TASK OBJECTIVE
What is the number of lines containing the string "sito"? Answer with the number only.
________________________________________
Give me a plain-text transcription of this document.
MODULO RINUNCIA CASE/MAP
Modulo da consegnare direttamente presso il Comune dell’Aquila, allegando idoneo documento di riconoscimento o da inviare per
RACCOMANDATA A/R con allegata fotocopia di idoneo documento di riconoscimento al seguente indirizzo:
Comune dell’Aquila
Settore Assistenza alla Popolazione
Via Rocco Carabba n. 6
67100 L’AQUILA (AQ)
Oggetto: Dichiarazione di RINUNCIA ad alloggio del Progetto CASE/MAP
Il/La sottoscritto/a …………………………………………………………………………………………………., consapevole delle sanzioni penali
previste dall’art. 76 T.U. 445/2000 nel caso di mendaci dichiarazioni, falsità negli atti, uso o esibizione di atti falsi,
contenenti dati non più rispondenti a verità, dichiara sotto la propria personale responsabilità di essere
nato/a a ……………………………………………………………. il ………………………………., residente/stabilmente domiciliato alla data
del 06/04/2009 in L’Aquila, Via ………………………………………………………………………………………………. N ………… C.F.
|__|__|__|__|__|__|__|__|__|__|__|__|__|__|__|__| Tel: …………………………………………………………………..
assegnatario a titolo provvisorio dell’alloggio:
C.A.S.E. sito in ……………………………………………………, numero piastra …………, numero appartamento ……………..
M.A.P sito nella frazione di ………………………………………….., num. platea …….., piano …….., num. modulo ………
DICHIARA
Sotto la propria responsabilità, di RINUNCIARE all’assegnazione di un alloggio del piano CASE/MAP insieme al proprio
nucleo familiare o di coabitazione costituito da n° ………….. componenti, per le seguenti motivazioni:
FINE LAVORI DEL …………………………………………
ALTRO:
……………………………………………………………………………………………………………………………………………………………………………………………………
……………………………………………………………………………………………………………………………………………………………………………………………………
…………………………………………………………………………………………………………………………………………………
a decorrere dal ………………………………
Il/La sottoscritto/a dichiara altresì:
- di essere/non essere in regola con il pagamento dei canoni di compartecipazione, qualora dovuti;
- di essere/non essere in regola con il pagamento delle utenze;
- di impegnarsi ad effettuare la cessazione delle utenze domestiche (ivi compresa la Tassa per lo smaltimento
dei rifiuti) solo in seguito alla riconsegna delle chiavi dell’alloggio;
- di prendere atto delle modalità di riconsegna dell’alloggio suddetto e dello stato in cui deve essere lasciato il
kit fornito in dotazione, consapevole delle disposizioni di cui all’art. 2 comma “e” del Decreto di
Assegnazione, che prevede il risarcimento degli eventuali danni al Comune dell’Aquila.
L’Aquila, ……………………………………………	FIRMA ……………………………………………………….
________________________________________
COMPLETED TASK
2